■ EXERCISE OBJECTIVE ■
Copy the entries word for word, from the line containing "Patent image size: (995, 429)." through the end of the entries, including both of those lines.

— Start TASK DATA —

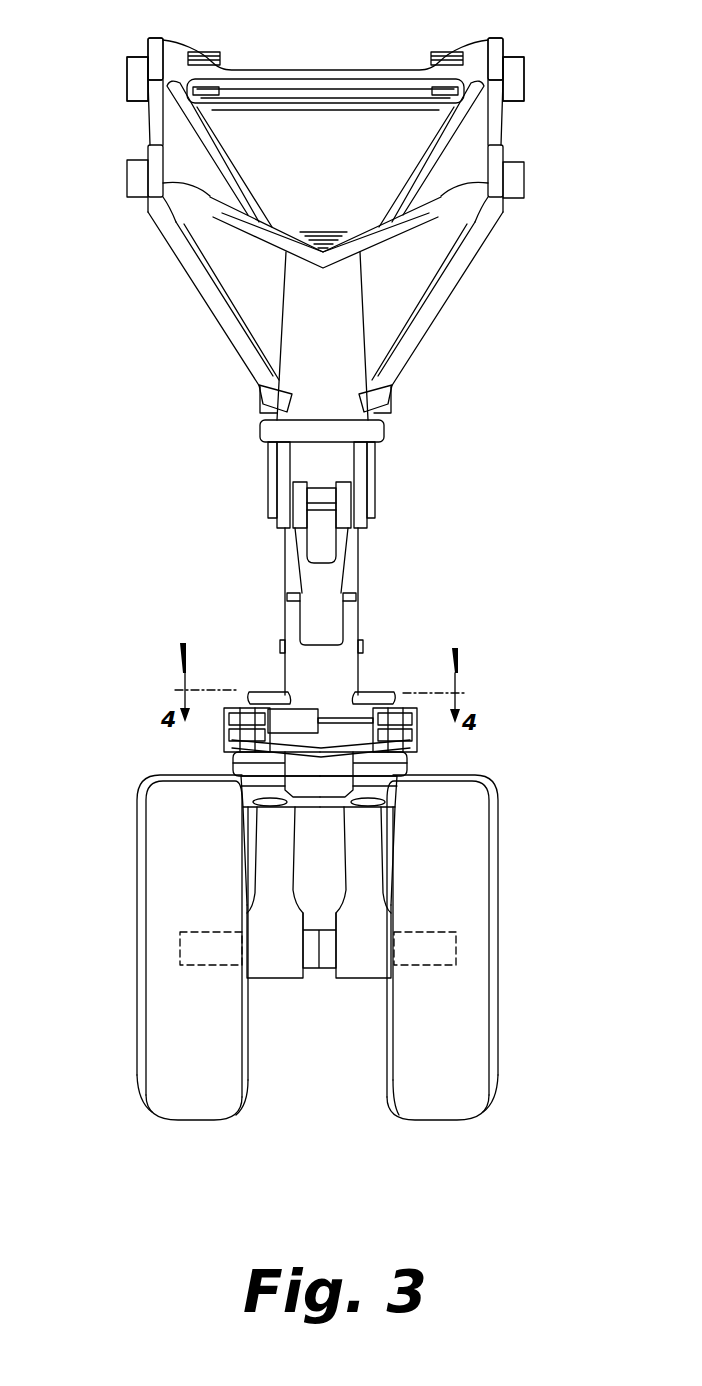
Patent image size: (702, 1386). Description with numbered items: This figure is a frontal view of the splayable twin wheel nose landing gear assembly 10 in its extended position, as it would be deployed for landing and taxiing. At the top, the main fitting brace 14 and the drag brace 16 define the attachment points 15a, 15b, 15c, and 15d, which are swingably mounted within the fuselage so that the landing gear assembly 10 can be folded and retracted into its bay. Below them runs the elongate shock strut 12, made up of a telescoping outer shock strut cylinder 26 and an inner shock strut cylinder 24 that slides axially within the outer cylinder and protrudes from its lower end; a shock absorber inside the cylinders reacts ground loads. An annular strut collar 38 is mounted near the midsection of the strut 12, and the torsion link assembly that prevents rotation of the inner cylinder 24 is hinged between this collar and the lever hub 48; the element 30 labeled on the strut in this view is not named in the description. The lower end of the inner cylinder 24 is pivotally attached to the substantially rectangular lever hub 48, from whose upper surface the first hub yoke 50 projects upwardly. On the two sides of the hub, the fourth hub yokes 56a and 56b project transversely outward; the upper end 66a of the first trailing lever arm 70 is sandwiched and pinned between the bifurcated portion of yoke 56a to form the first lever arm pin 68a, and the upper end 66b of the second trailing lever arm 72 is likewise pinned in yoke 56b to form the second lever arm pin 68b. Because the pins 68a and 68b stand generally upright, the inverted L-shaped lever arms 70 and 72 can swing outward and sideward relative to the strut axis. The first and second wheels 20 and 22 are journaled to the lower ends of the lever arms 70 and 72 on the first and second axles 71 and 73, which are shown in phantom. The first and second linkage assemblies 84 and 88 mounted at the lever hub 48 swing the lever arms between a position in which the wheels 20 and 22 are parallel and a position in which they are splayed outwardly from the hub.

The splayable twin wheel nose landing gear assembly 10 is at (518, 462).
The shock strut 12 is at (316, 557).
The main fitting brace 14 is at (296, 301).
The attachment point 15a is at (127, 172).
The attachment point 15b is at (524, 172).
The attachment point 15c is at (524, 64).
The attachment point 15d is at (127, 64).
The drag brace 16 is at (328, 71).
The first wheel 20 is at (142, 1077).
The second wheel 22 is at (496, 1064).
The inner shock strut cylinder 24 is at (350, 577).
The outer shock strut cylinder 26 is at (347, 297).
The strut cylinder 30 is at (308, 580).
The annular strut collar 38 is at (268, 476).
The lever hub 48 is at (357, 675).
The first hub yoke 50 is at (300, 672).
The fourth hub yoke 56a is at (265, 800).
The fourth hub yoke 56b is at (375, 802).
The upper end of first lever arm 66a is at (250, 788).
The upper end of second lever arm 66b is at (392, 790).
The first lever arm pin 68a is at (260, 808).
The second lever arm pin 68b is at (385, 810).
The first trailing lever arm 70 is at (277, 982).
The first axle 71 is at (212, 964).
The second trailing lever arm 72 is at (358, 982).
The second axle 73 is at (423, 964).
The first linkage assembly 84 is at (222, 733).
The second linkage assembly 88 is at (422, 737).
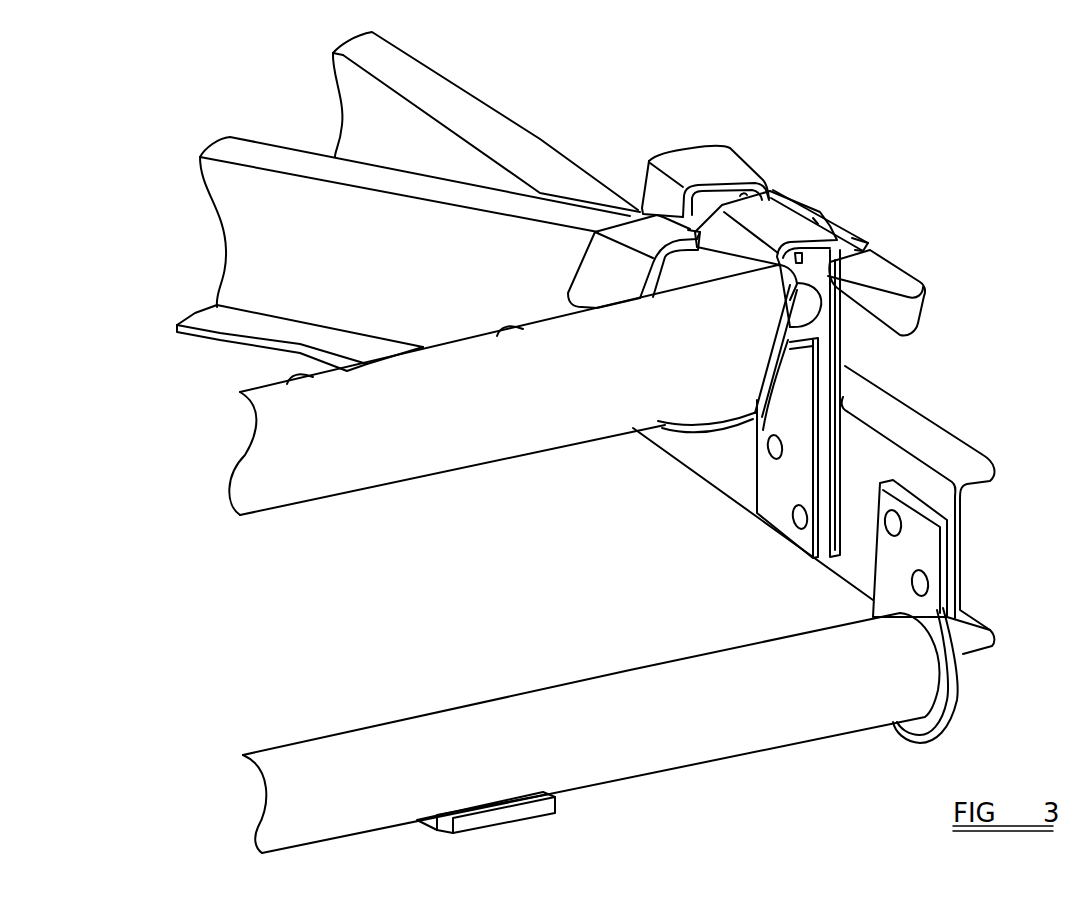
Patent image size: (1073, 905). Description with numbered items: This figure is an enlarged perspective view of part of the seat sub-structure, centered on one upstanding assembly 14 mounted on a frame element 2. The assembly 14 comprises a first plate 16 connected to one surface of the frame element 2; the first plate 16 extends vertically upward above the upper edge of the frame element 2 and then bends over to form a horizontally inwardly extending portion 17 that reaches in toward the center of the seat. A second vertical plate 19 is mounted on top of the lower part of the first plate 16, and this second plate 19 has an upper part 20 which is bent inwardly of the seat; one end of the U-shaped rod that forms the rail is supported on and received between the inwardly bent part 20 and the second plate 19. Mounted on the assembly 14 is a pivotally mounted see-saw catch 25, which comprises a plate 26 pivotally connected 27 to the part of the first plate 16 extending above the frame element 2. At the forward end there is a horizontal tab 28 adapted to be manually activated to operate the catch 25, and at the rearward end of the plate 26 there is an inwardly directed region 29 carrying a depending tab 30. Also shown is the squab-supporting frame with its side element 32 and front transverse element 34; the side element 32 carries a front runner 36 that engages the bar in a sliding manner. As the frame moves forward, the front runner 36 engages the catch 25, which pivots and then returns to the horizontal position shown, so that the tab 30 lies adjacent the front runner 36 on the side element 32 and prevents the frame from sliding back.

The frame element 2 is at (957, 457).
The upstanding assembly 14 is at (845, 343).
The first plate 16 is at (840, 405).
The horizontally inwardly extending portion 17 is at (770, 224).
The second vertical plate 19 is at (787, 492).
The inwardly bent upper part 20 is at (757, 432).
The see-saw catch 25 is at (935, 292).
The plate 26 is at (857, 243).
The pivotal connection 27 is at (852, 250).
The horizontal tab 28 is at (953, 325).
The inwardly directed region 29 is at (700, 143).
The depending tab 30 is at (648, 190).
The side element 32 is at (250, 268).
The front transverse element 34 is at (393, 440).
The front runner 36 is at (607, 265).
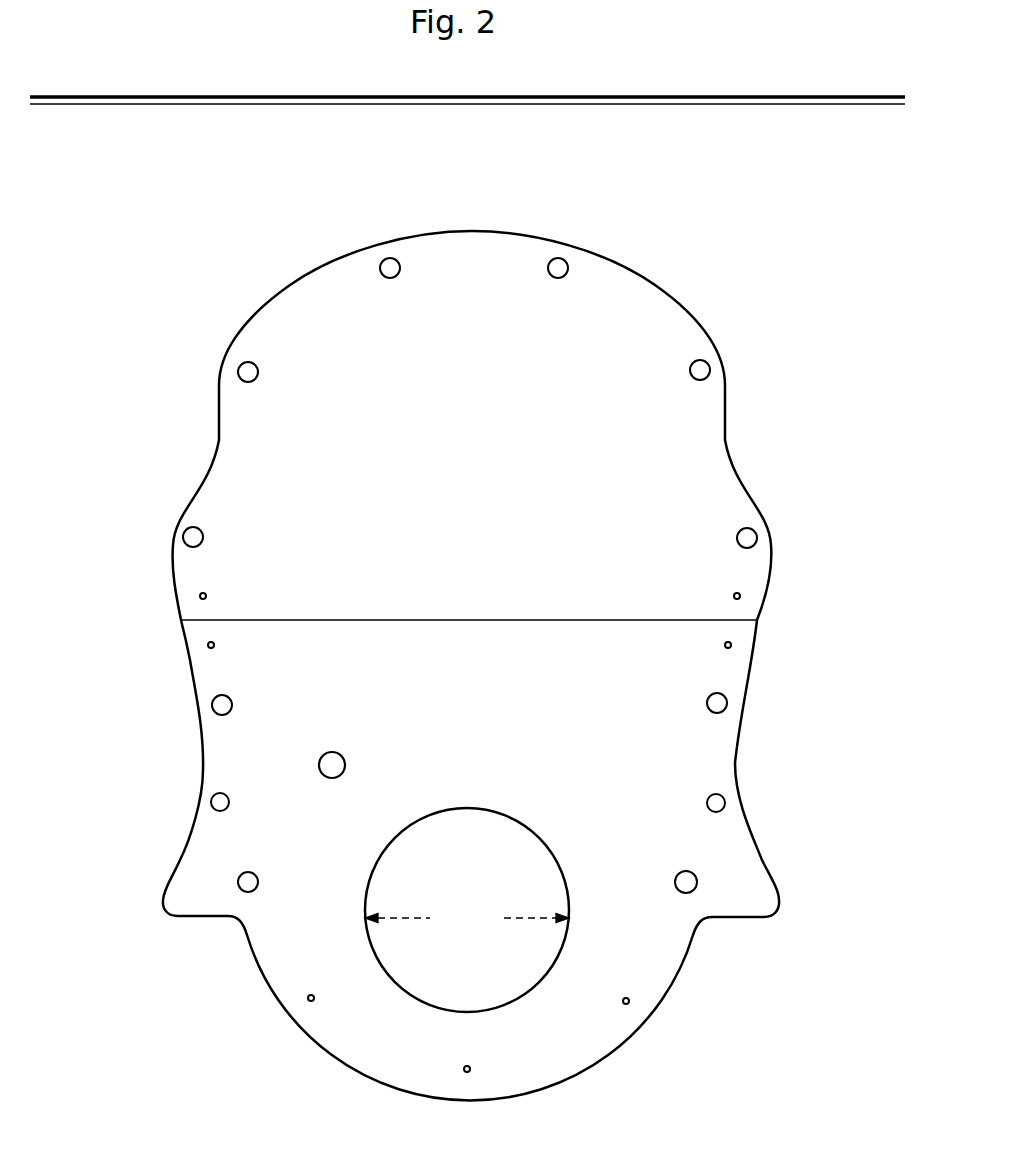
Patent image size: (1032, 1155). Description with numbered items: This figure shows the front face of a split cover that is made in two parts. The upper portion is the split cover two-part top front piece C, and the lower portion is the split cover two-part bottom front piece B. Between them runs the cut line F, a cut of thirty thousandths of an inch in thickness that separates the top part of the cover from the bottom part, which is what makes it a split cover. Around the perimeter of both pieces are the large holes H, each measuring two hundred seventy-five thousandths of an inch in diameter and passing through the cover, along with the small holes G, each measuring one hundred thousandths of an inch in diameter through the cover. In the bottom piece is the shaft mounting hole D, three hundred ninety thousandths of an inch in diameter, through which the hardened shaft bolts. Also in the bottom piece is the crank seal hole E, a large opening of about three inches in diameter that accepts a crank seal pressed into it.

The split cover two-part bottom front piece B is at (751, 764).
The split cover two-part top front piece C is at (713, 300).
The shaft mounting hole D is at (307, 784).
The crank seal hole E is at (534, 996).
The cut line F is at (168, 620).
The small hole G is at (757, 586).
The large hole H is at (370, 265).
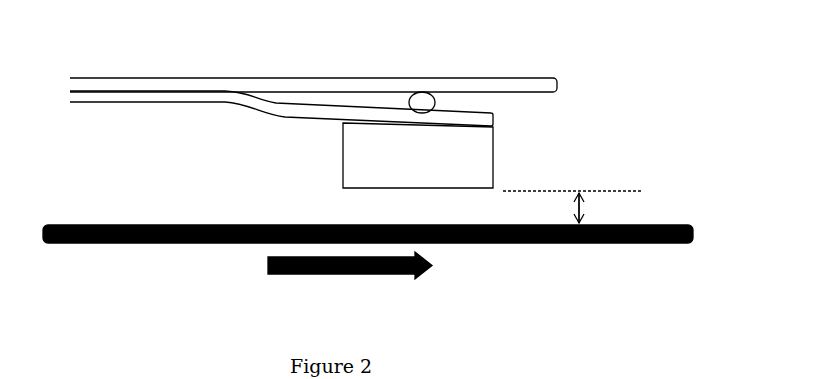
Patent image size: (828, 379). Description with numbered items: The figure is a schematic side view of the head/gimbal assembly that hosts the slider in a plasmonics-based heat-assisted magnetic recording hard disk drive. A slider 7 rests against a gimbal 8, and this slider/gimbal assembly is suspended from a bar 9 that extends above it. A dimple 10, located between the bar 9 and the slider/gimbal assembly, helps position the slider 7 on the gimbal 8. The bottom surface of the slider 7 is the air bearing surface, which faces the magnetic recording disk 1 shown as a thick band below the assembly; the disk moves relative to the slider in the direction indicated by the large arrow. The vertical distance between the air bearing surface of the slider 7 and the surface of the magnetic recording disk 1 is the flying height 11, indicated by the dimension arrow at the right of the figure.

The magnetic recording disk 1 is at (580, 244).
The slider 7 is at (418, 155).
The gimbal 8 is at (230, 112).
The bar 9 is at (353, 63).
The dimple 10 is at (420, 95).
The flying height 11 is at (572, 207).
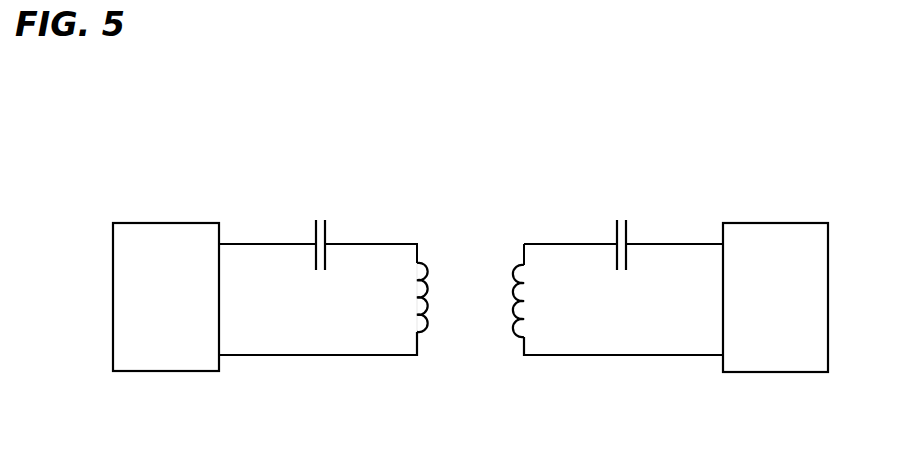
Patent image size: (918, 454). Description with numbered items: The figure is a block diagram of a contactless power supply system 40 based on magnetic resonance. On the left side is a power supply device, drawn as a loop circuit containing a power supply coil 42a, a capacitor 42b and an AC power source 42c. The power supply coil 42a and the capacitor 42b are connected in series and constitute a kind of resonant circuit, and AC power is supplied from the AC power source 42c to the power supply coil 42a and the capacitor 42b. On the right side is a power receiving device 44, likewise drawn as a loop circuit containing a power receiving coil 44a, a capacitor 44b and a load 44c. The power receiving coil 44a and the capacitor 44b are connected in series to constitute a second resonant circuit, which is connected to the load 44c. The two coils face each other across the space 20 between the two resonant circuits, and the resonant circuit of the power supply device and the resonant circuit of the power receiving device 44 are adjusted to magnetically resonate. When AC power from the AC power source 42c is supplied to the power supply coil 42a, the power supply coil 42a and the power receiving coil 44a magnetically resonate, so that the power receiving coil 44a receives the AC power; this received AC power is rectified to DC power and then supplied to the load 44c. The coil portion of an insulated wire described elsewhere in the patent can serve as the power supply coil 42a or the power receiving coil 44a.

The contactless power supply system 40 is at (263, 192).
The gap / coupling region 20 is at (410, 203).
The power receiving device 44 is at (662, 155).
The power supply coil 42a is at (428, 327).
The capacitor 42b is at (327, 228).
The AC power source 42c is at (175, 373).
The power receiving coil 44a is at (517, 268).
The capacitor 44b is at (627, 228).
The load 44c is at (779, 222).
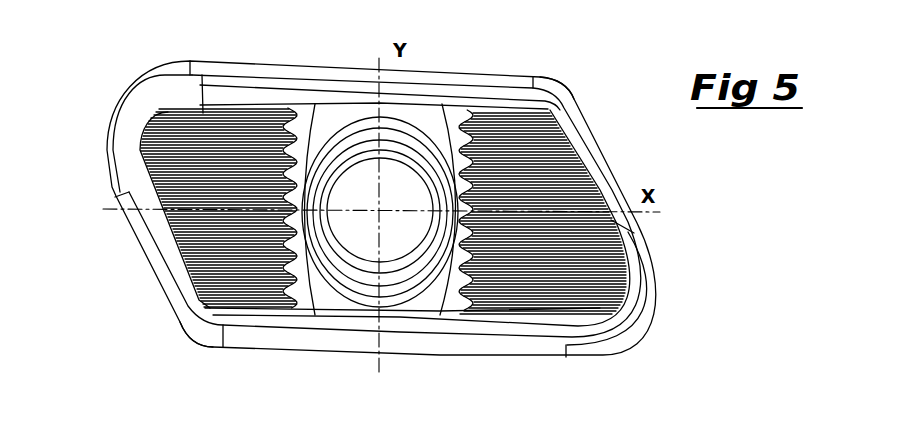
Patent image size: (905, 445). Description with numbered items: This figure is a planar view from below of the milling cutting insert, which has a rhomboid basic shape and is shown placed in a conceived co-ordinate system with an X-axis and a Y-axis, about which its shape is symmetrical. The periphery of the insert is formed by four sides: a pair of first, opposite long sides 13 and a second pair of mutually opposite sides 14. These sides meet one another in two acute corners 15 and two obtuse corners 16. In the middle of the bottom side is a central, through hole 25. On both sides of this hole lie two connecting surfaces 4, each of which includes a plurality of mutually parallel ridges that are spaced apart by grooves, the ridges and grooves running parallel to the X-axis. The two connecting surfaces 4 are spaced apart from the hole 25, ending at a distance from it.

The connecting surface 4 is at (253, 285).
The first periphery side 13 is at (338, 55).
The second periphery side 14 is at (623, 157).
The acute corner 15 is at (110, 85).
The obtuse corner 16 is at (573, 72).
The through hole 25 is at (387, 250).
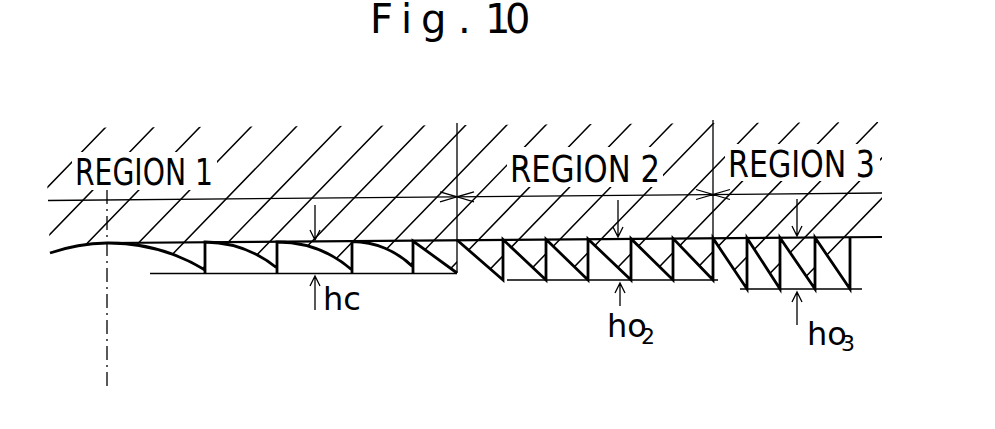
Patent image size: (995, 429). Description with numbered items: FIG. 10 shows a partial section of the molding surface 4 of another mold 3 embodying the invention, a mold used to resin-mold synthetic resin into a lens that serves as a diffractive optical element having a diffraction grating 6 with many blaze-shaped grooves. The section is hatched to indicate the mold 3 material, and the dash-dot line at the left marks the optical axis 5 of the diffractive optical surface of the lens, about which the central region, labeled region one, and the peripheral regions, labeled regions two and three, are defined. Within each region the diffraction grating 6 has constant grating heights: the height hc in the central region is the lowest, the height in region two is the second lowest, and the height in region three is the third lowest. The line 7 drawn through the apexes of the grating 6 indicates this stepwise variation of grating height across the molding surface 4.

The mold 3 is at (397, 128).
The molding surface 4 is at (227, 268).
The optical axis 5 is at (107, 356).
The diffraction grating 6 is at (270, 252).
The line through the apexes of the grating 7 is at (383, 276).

— End TASK DATA —

■ TASK RESULT ■
Patent image size: (995, 429). Description with numbered items: FIG. 10 shows a partial section of the molding surface 4 of another mold 3 embodying the invention, a mold used to resin-mold synthetic resin into a lens that serves as a diffractive optical element having a diffraction grating 6 with many blaze-shaped grooves. The section is hatched to indicate the mold 3 material, and the dash-dot line at the left marks the optical axis 5 of the diffractive optical surface of the lens, about which the central region, labeled region one, and the peripheral regions, labeled regions two and three, are defined. Within each region the diffraction grating 6 has constant grating heights: the height hc in the central region is the lowest, the height in region two is the second lowest, and the height in region three is the third lowest. The line 7 drawn through the apexes of the grating 6 indicates this stepwise variation of grating height across the molding surface 4.

The mold 3 is at (397, 128).
The molding surface 4 is at (227, 268).
The optical axis 5 is at (107, 356).
The diffraction grating 6 is at (270, 252).
The line through the apexes of the grating 7 is at (383, 276).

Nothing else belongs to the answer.